Work to complete
Will you output all of the data below exactly, omitting the images?
===== Record list
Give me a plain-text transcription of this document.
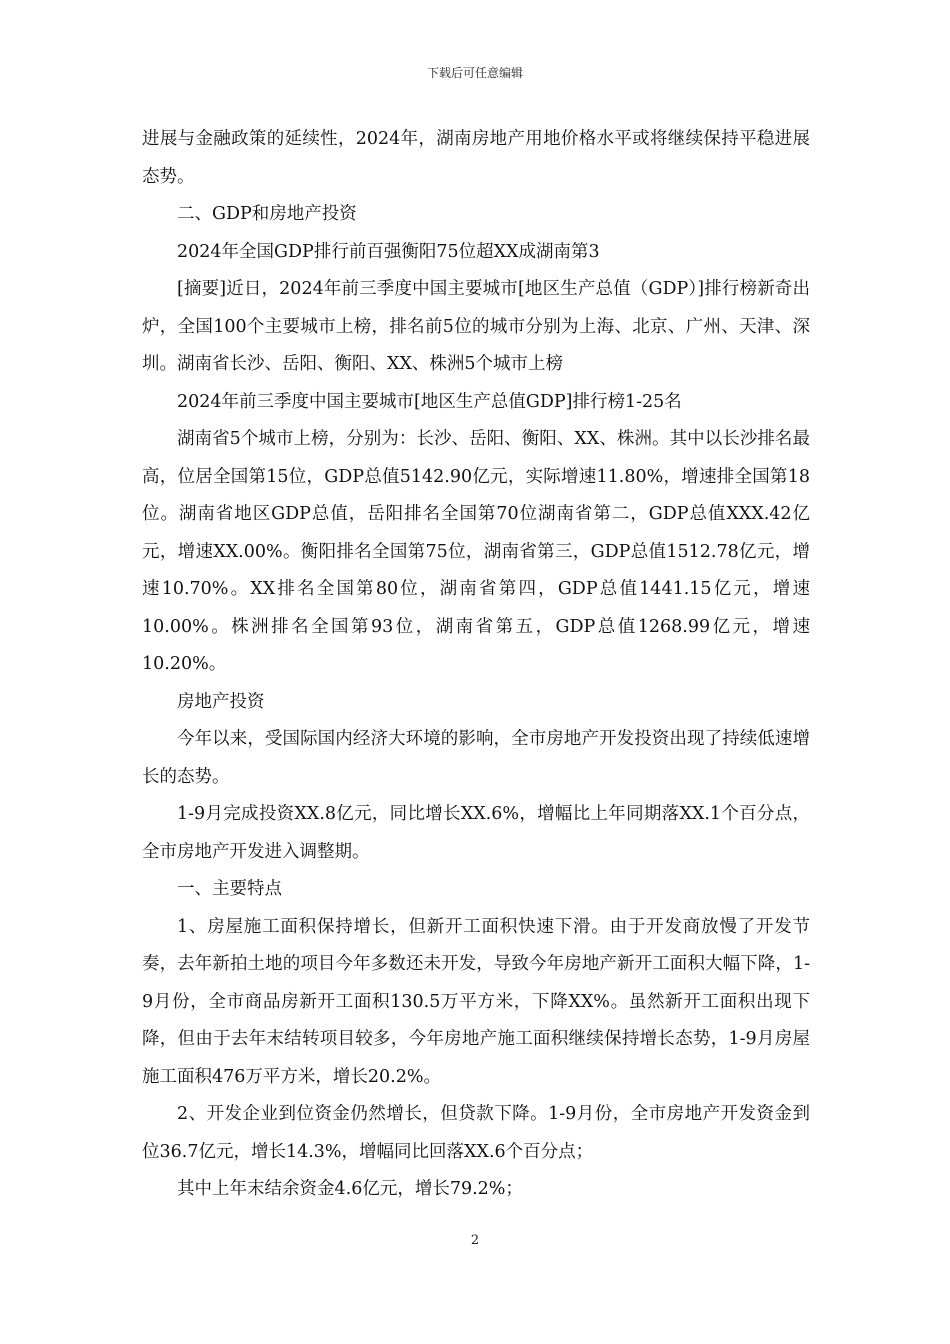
下载后可任意编辑

进展与金融政策的延续性，2024年，湖南房地产用地价格水平或将继续保持平稳进展态势。

二、GDP和房地产投资

2024年全国GDP排行前百强衡阳75位超XX成湖南第3

[摘要]近日，2024年前三季度中国主要城市[地区生产总值（GDP）]排行榜新奇出炉，全国100个主要城市上榜，排名前5位的城市分别为上海、北京、广州、天津、深圳。湖南省长沙、岳阳、衡阳、XX、株洲5个城市上榜

2024年前三季度中国主要城市[地区生产总值GDP]排行榜1-25名

湖南省5个城市上榜，分别为：长沙、岳阳、衡阳、XX、株洲。其中以长沙排名最高，位居全国第15位，GDP总值5142.90亿元，实际增速11.80%，增速排全国第18位。湖南省地区GDP总值，岳阳排名全国第70位湖南省第二，GDP总值XXX.42亿元，增速XX.00%。衡阳排名全国第75位，湖南省第三，GDP总值1512.78亿元，增速10.70%。XX排名全国第80位，湖南省第四，GDP总值1441.15亿元，增速10.00%。株洲排名全国第93位，湖南省第五，GDP总值1268.99亿元，增速10.20%。

房地产投资

今年以来，受国际国内经济大环境的影响，全市房地产开发投资出现了持续低速增长的态势。

1-9月完成投资XX.8亿元，同比增长XX.6%，增幅比上年同期落XX.1个百分点，全市房地产开发进入调整期。

一、主要特点

1、房屋施工面积保持增长，但新开工面积快速下滑。由于开发商放慢了开发节奏，去年新拍土地的项目今年多数还未开发，导致今年房地产新开工面积大幅下降，1-9月份，全市商品房新开工面积130.5万平方米，下降XX%。虽然新开工面积出现下降，但由于去年末结转项目较多，今年房地产施工面积继续保持增长态势，1-9月房屋施工面积476万平方米，增长20.2%。

2、开发企业到位资金仍然增长，但贷款下降。1-9月份，全市房地产开发资金到位36.7亿元，增长14.3%，增幅同比回落XX.6个百分点；

其中上年末结余资金4.6亿元，增长79.2%；

2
==========
Output of the task
Give me a plain-text transcription of this document.
下载后可任意编辑

进展与金融政策的延续性，2024年，湖南房地产用地价格水平或将继续保持平稳进展态势。

二、GDP和房地产投资

2024年全国GDP排行前百强衡阳75位超XX成湖南第3

[摘要]近日，2024年前三季度中国主要城市[地区生产总值（GDP）]排行榜新奇出炉，全国100个主要城市上榜，排名前5位的城市分别为上海、北京、广州、天津、深圳。湖南省长沙、岳阳、衡阳、XX、株洲5个城市上榜

2024年前三季度中国主要城市[地区生产总值GDP]排行榜1-25名

湖南省5个城市上榜，分别为：长沙、岳阳、衡阳、XX、株洲。其中以长沙排名最高，位居全国第15位，GDP总值5142.90亿元，实际增速11.80%，增速排全国第18位。湖南省地区GDP总值，岳阳排名全国第70位湖南省第二，GDP总值XXX.42亿元，增速XX.00%。衡阳排名全国第75位，湖南省第三，GDP总值1512.78亿元，增速10.70%。XX排名全国第80位，湖南省第四，GDP总值1441.15亿元，增速10.00%。株洲排名全国第93位，湖南省第五，GDP总值1268.99亿元，增速10.20%。

房地产投资

今年以来，受国际国内经济大环境的影响，全市房地产开发投资出现了持续低速增长的态势。

1-9月完成投资XX.8亿元，同比增长XX.6%，增幅比上年同期落XX.1个百分点，全市房地产开发进入调整期。

一、主要特点

1、房屋施工面积保持增长，但新开工面积快速下滑。由于开发商放慢了开发节奏，去年新拍土地的项目今年多数还未开发，导致今年房地产新开工面积大幅下降，1-9月份，全市商品房新开工面积130.5万平方米，下降XX%。虽然新开工面积出现下降，但由于去年末结转项目较多，今年房地产施工面积继续保持增长态势，1-9月房屋施工面积476万平方米，增长20.2%。

2、开发企业到位资金仍然增长，但贷款下降。1-9月份，全市房地产开发资金到位36.7亿元，增长14.3%，增幅同比回落XX.6个百分点；

其中上年末结余资金4.6亿元，增长79.2%；

2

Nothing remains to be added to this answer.